*PASSAGE SHOWN*:
-- Start --

We all have a relationship with food.

Regardless of whether you could label yourself with an eating disorder, if food makes you anxious, if you feel guilt when you eat, if food brings you pleasure, if you diet, if it's a way to show you care, you have a relationship with food.  We all eat and live with varying degrees of satisfaction, pleasure, guilt, or shame for what we've put in our bodies.

In overcoming eating issues, I have had to learn to accept food.  You cannot abstain from food as you would alcohol or cigarettes.  Food is not something to be worked off.  It is fuel for your mind, for your muscles, for your soul.  My body, especially my mind, is incredibly sensitive to what I eat.  If I consume gluten or processed foods, it sends instant messages telling me I need more.  It doesn't matter how long I have abstained from those foods, eating just one bite sends my mind into hyper drive and I will make myself sick before I stop eating the oreos.  Because I know this, I am responsible to do my best to eat the foods that fuel my body, without making me desperate for more.

-- End --

*WRITTEN TASK 1*: In the passage on our relationship with food, what does the writer say food is fuel for?
*WRITTEN TASK 2*: Using the passage on our relationship with food, explain why the writer feels responsible for choosing foods that fuel the body without creating desperation for more.
*WRITTEN TASK 3*: Continue the passage on our relationship with food from its final sentence.

*SUPPLIED DATA*:
-- Start --

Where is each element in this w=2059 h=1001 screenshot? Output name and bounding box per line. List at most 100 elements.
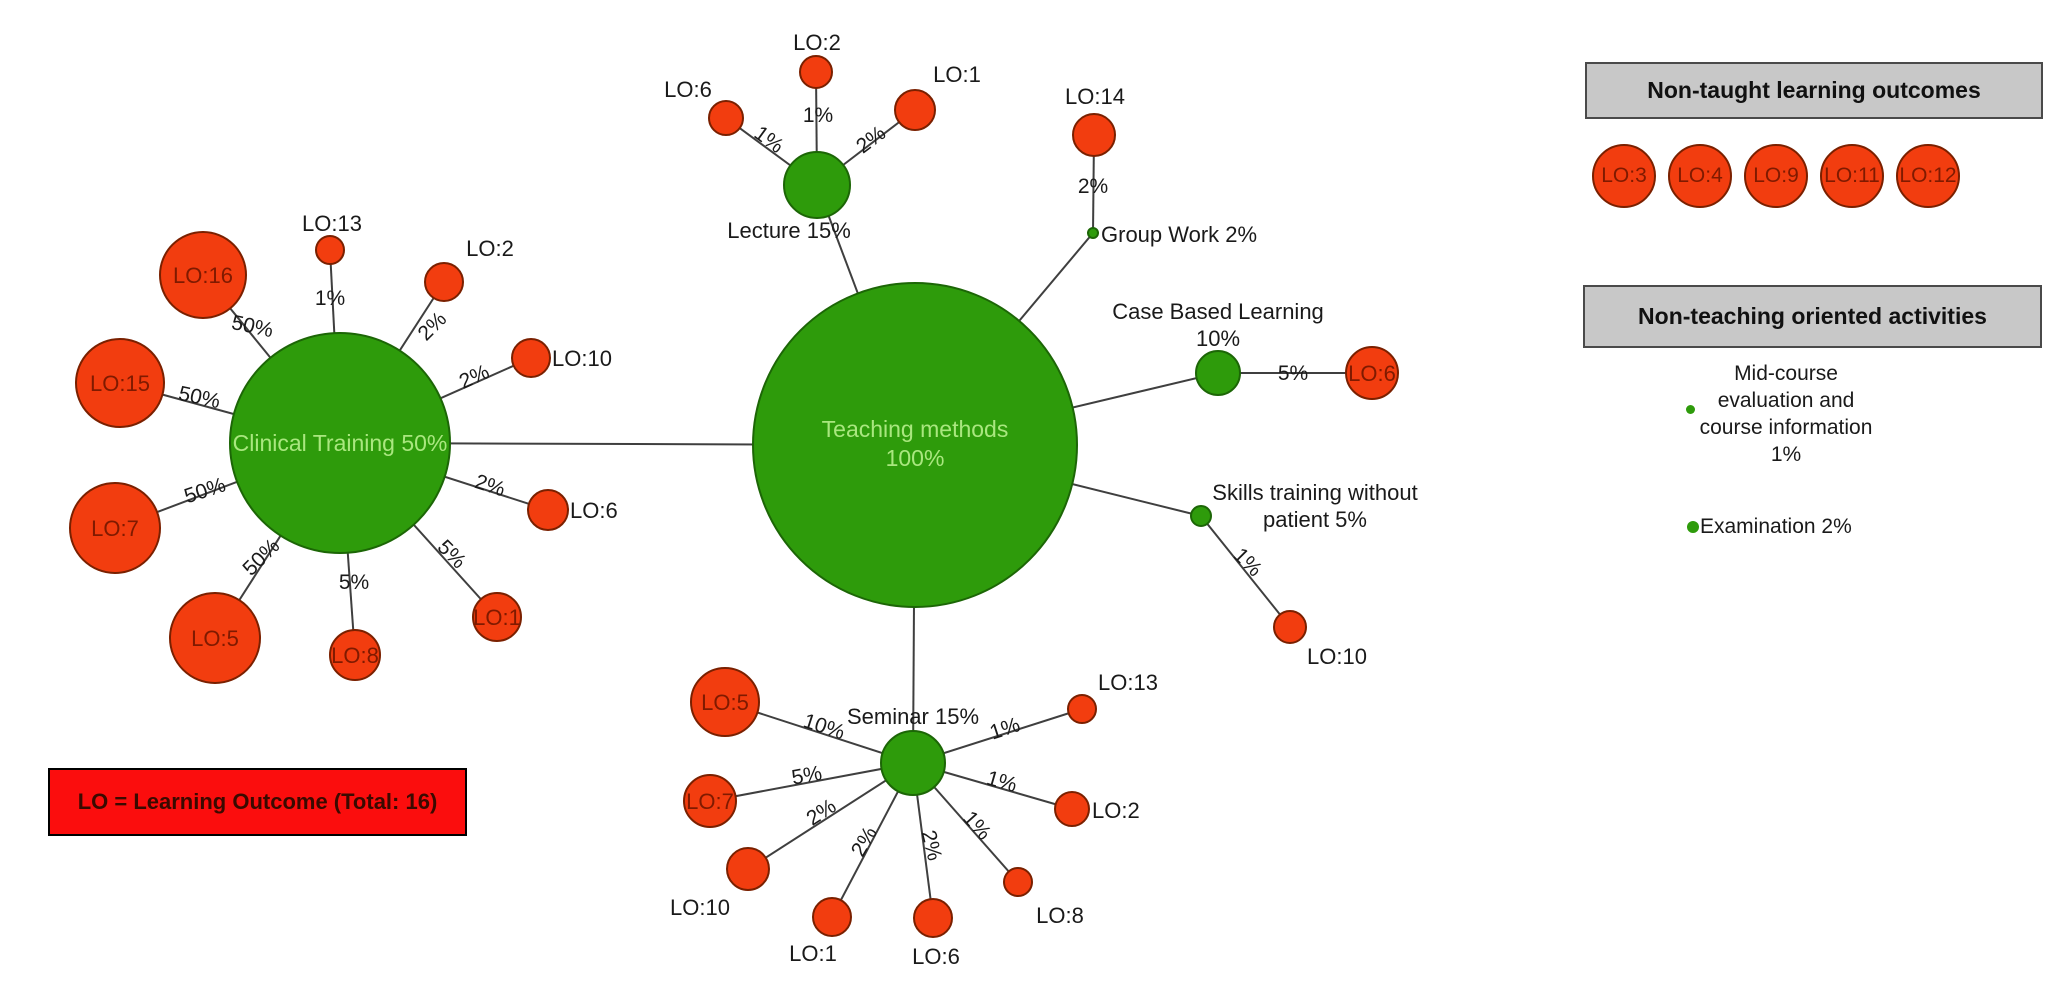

-- End --

*RIGHT ANSWER 1*: Food is fuel for the mind, the muscles, and the soul.

*RIGHT ANSWER 2*: The writer's body and mind react strongly to gluten and processed foods, sending instant messages that more is needed. Even after a long time without those foods, one bite sends the writer's mind into hyper drive, to the point of eating oreos until sick. Knowing this, the writer feels responsible for doing their best to choose foods that fuel the body without provoking that craving.

*RIGHT ANSWER 3*:
I choose to eat mostly raw, fresh foods.  I am not a big meat eater, because I don't have any desire for it.  I fuel myself with fruits, vegetables, and nuts.  I cannot diet.  Dieting has always been an excuse for me to binge.  When I come to a meal, I do my best to be grateful that I can enjoy healthy foods and I settle myself in a place to enjoy each bite.  Food is both nourishment and pleasure.  If you are eating with guilt and shame you aren't enjoying anything you put in your mouth.  I can't tell you how often I would sit in front of the computer reading health blogs, while shoveling a pint of ice cream in my face.  I didn't taste the treat, felt sick when I was done, and more than a little guilty.  Now when I choose ice cream, I like to make it myself, with young coconuts and agave nectar.  Then, I sit with my family and eat out of the bowl, interacting with them and enjoying my treat.

I have been starting the last few days with a big cup of coffee, my favorite thing, and fresh fruit until noon.  I try to drink a cup of hot water with lemon before my coffee, but that doesn't always happen.  I have been drinking lots of water throughout the day.  The other day I spent the whole day out with different friends.  I was not in control of my food choices, so I did the best I could.  Even eating mostly fruits and veggies, by the end of the day, the processed foods I had consumed had my mind imagining all of the other things I could eat.  "Well, I already had chips, a little ice cream won't hurt. . . "  

Knowing this to be something I have to work through I brushed my teeth, drank some water, and bugged my husband until he connected with me and helped keep my mind off the monster in my head.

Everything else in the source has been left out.